Take every line that has the string "bars" and copy it out.

▶ Rows
◆ ◆ ◆ ◆ ◆ ◆ ◆

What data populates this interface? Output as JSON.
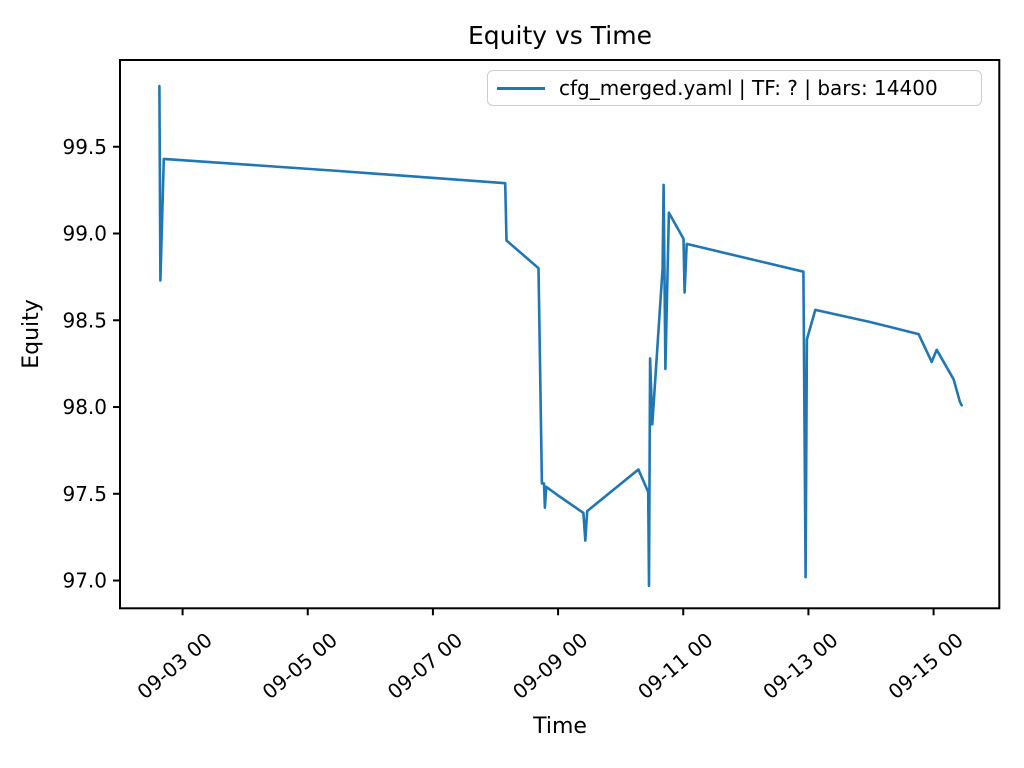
{
  "chart_data": {
    "type": "line",
    "title": "Equity vs Time",
    "xlabel": "Time",
    "ylabel": "Equity",
    "legend": {
      "position": "upper right",
      "entries": [
        {
          "label": "cfg_merged.yaml | TF: ? | bars: 14400",
          "color": "#1f77b4"
        }
      ]
    },
    "grid": false,
    "line_color": "#1f77b4",
    "axis_color": "#000000",
    "x_unit": "days, 0 = 09-02 00:00",
    "xlim": [
      0,
      14.05
    ],
    "ylim": [
      96.84,
      100.0
    ],
    "xticks": [
      {
        "pos": 1,
        "label": "09-03 00"
      },
      {
        "pos": 3,
        "label": "09-05 00"
      },
      {
        "pos": 5,
        "label": "09-07 00"
      },
      {
        "pos": 7,
        "label": "09-09 00"
      },
      {
        "pos": 9,
        "label": "09-11 00"
      },
      {
        "pos": 11,
        "label": "09-13 00"
      },
      {
        "pos": 13,
        "label": "09-15 00"
      }
    ],
    "yticks": [
      {
        "pos": 97.0,
        "label": "97.0"
      },
      {
        "pos": 97.5,
        "label": "97.5"
      },
      {
        "pos": 98.0,
        "label": "98.0"
      },
      {
        "pos": 98.5,
        "label": "98.5"
      },
      {
        "pos": 99.0,
        "label": "99.0"
      },
      {
        "pos": 99.5,
        "label": "99.5"
      }
    ],
    "series": [
      {
        "name": "cfg_merged.yaml | TF: ? | bars: 14400",
        "points": [
          [
            0.63,
            99.85
          ],
          [
            0.645,
            98.73
          ],
          [
            0.7,
            99.43
          ],
          [
            3.5,
            99.36
          ],
          [
            6.155,
            99.29
          ],
          [
            6.175,
            98.96
          ],
          [
            6.687,
            98.8
          ],
          [
            6.741,
            97.56
          ],
          [
            6.775,
            97.56
          ],
          [
            6.79,
            97.42
          ],
          [
            6.81,
            97.54
          ],
          [
            7.0,
            97.49
          ],
          [
            7.405,
            97.39
          ],
          [
            7.435,
            97.23
          ],
          [
            7.465,
            97.4
          ],
          [
            8.284,
            97.64
          ],
          [
            8.44,
            97.51
          ],
          [
            8.452,
            96.97
          ],
          [
            8.47,
            98.28
          ],
          [
            8.505,
            97.9
          ],
          [
            8.67,
            98.8
          ],
          [
            8.686,
            99.28
          ],
          [
            8.715,
            98.22
          ],
          [
            8.77,
            99.12
          ],
          [
            9.004,
            98.97
          ],
          [
            9.022,
            98.66
          ],
          [
            9.055,
            98.94
          ],
          [
            10.92,
            98.78
          ],
          [
            10.955,
            97.02
          ],
          [
            10.975,
            98.39
          ],
          [
            11.11,
            98.56
          ],
          [
            11.985,
            98.49
          ],
          [
            12.76,
            98.42
          ],
          [
            12.97,
            98.26
          ],
          [
            13.05,
            98.33
          ],
          [
            13.32,
            98.16
          ],
          [
            13.42,
            98.03
          ],
          [
            13.45,
            98.01
          ]
        ]
      }
    ]
  }
}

◆ ◆ ◆ ◆ ◆ ◆ ◆

▶ Complete output
          "label": "cfg_merged.yaml | TF: ? | bars: 14400",
        "name": "cfg_merged.yaml | TF: ? | bars: 14400",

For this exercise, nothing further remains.